§ WORK REQUIRED
Copy out each line that has "nous" in it.

#### INPUT ROWS ####

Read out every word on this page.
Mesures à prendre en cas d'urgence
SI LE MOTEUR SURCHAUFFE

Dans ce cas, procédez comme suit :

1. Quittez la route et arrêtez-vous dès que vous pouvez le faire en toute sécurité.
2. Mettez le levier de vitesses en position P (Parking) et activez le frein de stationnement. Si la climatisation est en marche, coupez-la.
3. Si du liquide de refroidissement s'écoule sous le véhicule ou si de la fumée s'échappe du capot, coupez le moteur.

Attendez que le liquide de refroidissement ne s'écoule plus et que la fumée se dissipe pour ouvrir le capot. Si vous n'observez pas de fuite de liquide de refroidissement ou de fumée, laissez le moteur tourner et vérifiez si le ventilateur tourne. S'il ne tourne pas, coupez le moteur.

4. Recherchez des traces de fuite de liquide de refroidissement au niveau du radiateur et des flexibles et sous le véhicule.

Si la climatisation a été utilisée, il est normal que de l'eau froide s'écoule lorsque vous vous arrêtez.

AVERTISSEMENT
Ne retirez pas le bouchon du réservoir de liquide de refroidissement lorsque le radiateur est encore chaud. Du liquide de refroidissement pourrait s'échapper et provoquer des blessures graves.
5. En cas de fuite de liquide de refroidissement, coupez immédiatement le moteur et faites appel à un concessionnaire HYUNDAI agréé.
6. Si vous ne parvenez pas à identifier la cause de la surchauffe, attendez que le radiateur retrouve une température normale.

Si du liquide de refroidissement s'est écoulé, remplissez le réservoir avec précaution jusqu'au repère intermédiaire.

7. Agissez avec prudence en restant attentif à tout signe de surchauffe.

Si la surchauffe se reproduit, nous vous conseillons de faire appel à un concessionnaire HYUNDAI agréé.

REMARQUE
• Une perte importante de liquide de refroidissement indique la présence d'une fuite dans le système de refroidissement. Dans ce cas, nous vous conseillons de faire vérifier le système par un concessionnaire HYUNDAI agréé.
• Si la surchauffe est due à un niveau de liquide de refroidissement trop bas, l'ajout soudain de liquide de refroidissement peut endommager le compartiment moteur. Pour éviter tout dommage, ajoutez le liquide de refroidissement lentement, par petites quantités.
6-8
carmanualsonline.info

####

§ OUTPUT FOR THIS EXERCISE
Si la surchauffe se reproduit, nous vous conseillons de faire appel à un concessionnaire HYUNDAI agréé.
• Une perte importante de liquide de refroidissement indique la présence d'une fuite dans le système de refroidissement. Dans ce cas, nous vous conseillons de faire vérifier le système par un concessionnaire HYUNDAI agréé.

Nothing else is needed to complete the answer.